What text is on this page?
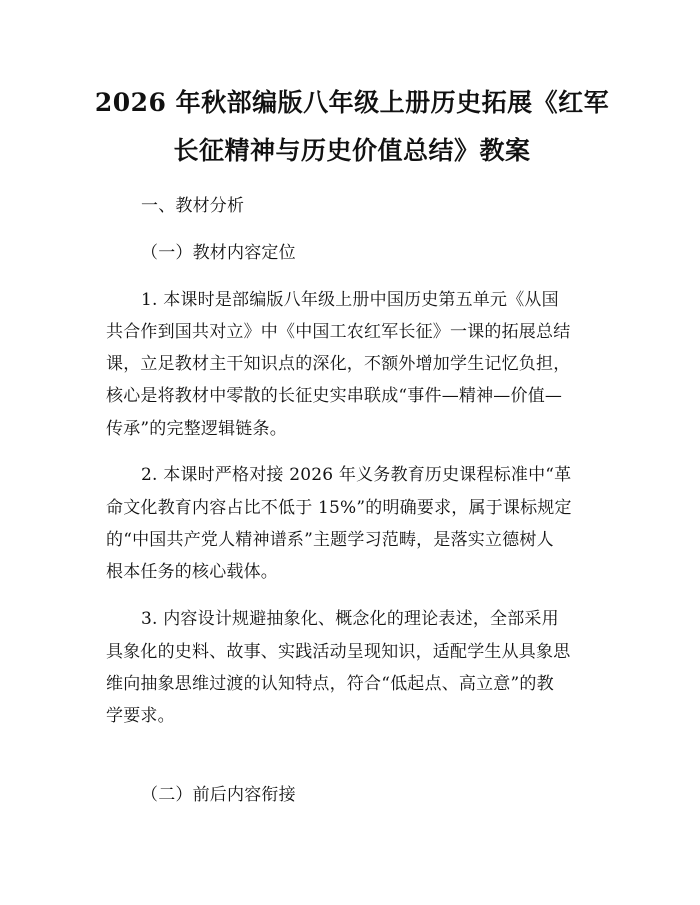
2026 年秋部编版八年级上册历史拓展《红军
长征精神与历史价值总结》教案
一、教材分析
（一）教材内容定位
1. 本课时是部编版八年级上册中国历史第五单元《从国
共合作到国共对立》中《中国工农红军长征》一课的拓展总结
课，立足教材主干知识点的深化，不额外增加学生记忆负担，
核心是将教材中零散的长征史实串联成“事件—精神—价值—
传承”的完整逻辑链条。
2. 本课时严格对接 2026 年义务教育历史课程标准中“革
命文化教育内容占比不低于 15%”的明确要求，属于课标规定
的“中国共产党人精神谱系”主题学习范畴，是落实立德树人
根本任务的核心载体。
3. 内容设计规避抽象化、概念化的理论表述，全部采用
具象化的史料、故事、实践活动呈现知识，适配学生从具象思
维向抽象思维过渡的认知特点，符合“低起点、高立意”的教
学要求。
（二）前后内容衔接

Instructions for the task: Transcribe the full listing above exactly as it stands, minus the pictures.

Solution:
What text is on this page?
2026 年秋部编版八年级上册历史拓展《红军
长征精神与历史价值总结》教案
一、教材分析
（一）教材内容定位
1. 本课时是部编版八年级上册中国历史第五单元《从国
共合作到国共对立》中《中国工农红军长征》一课的拓展总结
课，立足教材主干知识点的深化，不额外增加学生记忆负担，
核心是将教材中零散的长征史实串联成“事件—精神—价值—
传承”的完整逻辑链条。
2. 本课时严格对接 2026 年义务教育历史课程标准中“革
命文化教育内容占比不低于 15%”的明确要求，属于课标规定
的“中国共产党人精神谱系”主题学习范畴，是落实立德树人
根本任务的核心载体。
3. 内容设计规避抽象化、概念化的理论表述，全部采用
具象化的史料、故事、实践活动呈现知识，适配学生从具象思
维向抽象思维过渡的认知特点，符合“低起点、高立意”的教
学要求。
（二）前后内容衔接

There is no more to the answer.